Written task 1:
In the forum thread, which two characters does Steerpike say he would have put in the finals?
Written task 2:
Sum up the forum thread in two sentences.
Written task 3:
Transcribe the forum thread starting with "## Aidan of" and going on through "whined a lot.".

— Start of Excerpt provided —

# Fantasy Character Death Match - Gandalf v. Anakin Skywalker



## Steerpike (May 25, 2012)

It all comes down to this. 

Vote here:  Fantasy Character Death Match - CHALLONGE!


----------



## Mindfire (May 25, 2012)

Gandalf wins.


----------



## ArielFingolfin (May 25, 2012)

Totally. Vader might have a chance, but Anakin? Nope.


----------



## Mindfire (May 25, 2012)

ArielFingolfin said:


> Totally. Vader might have a chance, but Anakin? Nope.



Actually, Vader stands even less of a chance than Anakin. Sure, the years of painful, disfigured existence as a cyborg killed his whiny attitude and made him someone not to be screwed with, but he was actually more _powerful _before he got all his limbs cut off.


----------



## Aidan of the tavern (May 25, 2012)

Gandalf was a Maiar spirit, a member of the Istari, a wise councilor and a power who could match an ancient balrog.  Anakin was a whiny prat.


----------



## Philip Overby (May 25, 2012)

I really wish Anakin would have been cooler in the movies, because even the back story for him in the original trilogy had me thinking he was pretty badass.  I guess he still was, but yeah...he whined a lot.

Gandalf wins.  Fatality.


----------



## Steerpike (May 25, 2012)

Gandalf shouldn't BE in the finals, but given that he is, I went with him as well


----------



## Philip Overby (May 25, 2012)

Steerpike said:


> Gandalf shouldn't BE in the finals, but given that he is, I went with him as well



If you had it your way, who would you have put in the finals?  This is a general question to everyone.


----------



## Steerpike (May 25, 2012)

Phil the Drill said:


> If you had it your way, who would you have put in the finals?  This is a general question to everyone.



Elric from the top bracket v. The Lady in the bottom bracket. 

The Lady would rip Anakin to shreds.


----------



## Sheilawisz (May 26, 2012)

I can recall reading in _The Fellowship of the Ring_ that Gandalf and the other wizards were not allowed to use sheer force against Sauron, instead they were sent to Middle-Earth to be more like moderators of some kind, is that right?? That implied that they had greater destructive power than Tolkien ever described in the story, just they were not allowed to use it =)

— End of Excerpt provided —
— Start of Information shown —

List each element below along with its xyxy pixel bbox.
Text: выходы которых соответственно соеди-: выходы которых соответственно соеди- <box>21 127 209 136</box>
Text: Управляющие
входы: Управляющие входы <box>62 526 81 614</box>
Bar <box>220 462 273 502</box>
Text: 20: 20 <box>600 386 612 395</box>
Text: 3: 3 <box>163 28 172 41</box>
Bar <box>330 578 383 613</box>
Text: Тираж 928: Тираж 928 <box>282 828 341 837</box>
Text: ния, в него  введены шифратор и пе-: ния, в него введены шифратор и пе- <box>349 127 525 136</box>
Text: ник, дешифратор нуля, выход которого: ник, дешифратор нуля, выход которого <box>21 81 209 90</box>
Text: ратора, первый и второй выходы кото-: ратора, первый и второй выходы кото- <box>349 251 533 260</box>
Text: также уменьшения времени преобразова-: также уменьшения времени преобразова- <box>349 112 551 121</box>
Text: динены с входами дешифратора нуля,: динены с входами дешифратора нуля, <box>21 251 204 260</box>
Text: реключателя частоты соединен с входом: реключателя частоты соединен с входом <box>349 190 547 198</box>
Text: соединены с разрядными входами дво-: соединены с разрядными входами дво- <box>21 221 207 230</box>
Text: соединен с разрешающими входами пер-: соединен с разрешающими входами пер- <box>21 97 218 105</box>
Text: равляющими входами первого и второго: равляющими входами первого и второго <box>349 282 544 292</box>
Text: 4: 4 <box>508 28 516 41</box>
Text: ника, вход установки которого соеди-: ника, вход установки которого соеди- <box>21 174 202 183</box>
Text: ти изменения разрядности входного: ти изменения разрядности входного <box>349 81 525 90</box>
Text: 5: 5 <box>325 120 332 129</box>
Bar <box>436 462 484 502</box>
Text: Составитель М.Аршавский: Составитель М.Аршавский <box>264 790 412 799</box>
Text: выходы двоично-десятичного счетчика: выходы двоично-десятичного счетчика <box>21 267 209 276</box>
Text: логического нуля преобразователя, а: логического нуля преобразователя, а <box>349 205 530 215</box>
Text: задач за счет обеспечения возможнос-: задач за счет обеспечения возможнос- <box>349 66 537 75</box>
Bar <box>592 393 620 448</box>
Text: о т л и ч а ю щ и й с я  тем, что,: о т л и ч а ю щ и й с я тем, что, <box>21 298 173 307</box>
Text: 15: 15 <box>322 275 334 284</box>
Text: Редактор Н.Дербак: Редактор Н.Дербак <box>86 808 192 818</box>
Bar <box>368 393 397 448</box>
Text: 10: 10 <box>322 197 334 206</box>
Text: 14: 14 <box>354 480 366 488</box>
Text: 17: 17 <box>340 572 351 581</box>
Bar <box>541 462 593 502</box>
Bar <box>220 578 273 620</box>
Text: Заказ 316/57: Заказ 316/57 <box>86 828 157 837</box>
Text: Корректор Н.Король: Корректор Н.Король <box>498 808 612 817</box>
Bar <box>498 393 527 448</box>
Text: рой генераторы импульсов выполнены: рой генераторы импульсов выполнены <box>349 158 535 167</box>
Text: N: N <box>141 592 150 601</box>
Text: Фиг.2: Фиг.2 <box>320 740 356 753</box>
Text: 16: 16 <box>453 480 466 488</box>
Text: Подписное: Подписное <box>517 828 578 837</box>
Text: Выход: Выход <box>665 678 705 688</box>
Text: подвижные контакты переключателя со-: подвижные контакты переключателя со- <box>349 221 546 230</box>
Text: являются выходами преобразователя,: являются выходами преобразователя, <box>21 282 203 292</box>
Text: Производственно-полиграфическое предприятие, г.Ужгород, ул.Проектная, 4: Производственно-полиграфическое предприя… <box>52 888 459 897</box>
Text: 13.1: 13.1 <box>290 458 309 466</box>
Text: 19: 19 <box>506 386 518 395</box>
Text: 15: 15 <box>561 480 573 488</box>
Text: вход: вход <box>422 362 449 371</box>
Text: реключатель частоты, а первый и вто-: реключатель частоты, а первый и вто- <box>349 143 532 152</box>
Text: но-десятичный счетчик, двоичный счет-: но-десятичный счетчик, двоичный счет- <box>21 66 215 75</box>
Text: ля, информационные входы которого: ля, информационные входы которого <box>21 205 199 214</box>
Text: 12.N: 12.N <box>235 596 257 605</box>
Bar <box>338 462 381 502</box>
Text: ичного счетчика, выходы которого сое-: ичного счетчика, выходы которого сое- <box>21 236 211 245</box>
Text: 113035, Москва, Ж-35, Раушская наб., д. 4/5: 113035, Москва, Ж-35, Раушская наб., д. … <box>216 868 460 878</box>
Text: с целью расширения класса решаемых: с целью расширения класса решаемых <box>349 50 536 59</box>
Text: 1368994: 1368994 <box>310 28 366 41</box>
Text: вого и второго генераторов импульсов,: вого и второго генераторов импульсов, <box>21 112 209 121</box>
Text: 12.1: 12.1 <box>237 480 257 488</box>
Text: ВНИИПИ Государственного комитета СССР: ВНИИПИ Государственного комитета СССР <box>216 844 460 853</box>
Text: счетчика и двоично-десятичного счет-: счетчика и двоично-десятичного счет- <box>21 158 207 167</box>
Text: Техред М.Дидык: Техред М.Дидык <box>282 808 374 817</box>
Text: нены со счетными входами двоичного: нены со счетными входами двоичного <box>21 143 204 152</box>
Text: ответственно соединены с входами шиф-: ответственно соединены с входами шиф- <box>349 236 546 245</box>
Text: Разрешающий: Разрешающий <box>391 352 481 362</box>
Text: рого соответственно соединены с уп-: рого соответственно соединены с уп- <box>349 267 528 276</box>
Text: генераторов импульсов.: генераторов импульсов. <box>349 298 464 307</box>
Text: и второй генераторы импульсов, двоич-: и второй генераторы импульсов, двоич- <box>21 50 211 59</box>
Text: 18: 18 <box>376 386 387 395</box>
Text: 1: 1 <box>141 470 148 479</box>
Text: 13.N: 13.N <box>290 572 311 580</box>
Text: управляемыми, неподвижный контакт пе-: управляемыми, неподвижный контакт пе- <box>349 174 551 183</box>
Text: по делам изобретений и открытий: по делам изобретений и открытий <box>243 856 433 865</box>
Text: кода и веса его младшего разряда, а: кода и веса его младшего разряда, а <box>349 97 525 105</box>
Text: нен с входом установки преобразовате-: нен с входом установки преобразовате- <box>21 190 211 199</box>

— End of Information shown —

Expected output 1:
Elric from the top bracket and The Lady from the bottom bracket.

Expected output 2:
Posters on the forum thread weigh a death match final between Gandalf and Anakin Skywalker, and most say Gandalf wins, with several calling Anakin whiny. Steerpike says Gandalf shouldn't be in the finals and would have picked Elric against The Lady, while another poster recalls that Gandalf and the other wizards were not allowed to use sheer force against Sauron.

Expected output 3:
## Aidan of the tavern (May 25, 2012)

Gandalf was a Maiar spirit, a member of the Istari, a wise councilor and a power who could match an ancient balrog.  Anakin was a whiny prat.


----------



## Philip Overby (May 25, 2012)

I really wish Anakin would have been cooler in the movies, because even the back story for him in the original trilogy had me thinking he was pretty badass.  I guess he still was, but yeah...he whined a lot.